:: Brief ::
Output the material below in full, exactly as it is.

[Dataset items]
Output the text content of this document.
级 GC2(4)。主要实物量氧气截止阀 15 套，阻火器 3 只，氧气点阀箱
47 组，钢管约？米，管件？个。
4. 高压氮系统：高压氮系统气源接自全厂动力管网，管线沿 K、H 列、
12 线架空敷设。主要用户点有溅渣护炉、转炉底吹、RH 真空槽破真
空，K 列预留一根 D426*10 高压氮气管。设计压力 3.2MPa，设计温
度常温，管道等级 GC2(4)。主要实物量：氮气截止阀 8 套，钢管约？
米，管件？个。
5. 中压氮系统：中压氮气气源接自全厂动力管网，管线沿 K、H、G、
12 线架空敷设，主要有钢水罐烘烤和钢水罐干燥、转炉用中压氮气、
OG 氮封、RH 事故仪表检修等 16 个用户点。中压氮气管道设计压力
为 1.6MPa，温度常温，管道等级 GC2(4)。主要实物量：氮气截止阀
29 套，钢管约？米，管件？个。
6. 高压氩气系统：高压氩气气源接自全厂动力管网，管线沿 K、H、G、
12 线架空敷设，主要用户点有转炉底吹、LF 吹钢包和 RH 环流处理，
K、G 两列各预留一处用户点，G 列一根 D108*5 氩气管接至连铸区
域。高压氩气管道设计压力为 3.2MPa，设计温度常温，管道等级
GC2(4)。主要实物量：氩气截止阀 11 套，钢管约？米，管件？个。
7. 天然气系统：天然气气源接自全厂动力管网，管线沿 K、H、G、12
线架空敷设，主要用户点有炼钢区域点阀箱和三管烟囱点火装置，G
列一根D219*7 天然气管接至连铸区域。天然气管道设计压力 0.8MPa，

:: Answer to the task ::
Output the text content of this document.
级 GC2(4)。主要实物量氧气截止阀 15 套，阻火器 3 只，氧气点阀箱
47 组，钢管约？米，管件？个。
4. 高压氮系统：高压氮系统气源接自全厂动力管网，管线沿 K、H 列、
12 线架空敷设。主要用户点有溅渣护炉、转炉底吹、RH 真空槽破真
空，K 列预留一根 D426*10 高压氮气管。设计压力 3.2MPa，设计温
度常温，管道等级 GC2(4)。主要实物量：氮气截止阀 8 套，钢管约？
米，管件？个。
5. 中压氮系统：中压氮气气源接自全厂动力管网，管线沿 K、H、G、
12 线架空敷设，主要有钢水罐烘烤和钢水罐干燥、转炉用中压氮气、
OG 氮封、RH 事故仪表检修等 16 个用户点。中压氮气管道设计压力
为 1.6MPa，温度常温，管道等级 GC2(4)。主要实物量：氮气截止阀
29 套，钢管约？米，管件？个。
6. 高压氩气系统：高压氩气气源接自全厂动力管网，管线沿 K、H、G、
12 线架空敷设，主要用户点有转炉底吹、LF 吹钢包和 RH 环流处理，
K、G 两列各预留一处用户点，G 列一根 D108*5 氩气管接至连铸区
域。高压氩气管道设计压力为 3.2MPa，设计温度常温，管道等级
GC2(4)。主要实物量：氩气截止阀 11 套，钢管约？米，管件？个。
7. 天然气系统：天然气气源接自全厂动力管网，管线沿 K、H、G、12
线架空敷设，主要用户点有炼钢区域点阀箱和三管烟囱点火装置，G
列一根D219*7 天然气管接至连铸区域。天然气管道设计压力 0.8MPa，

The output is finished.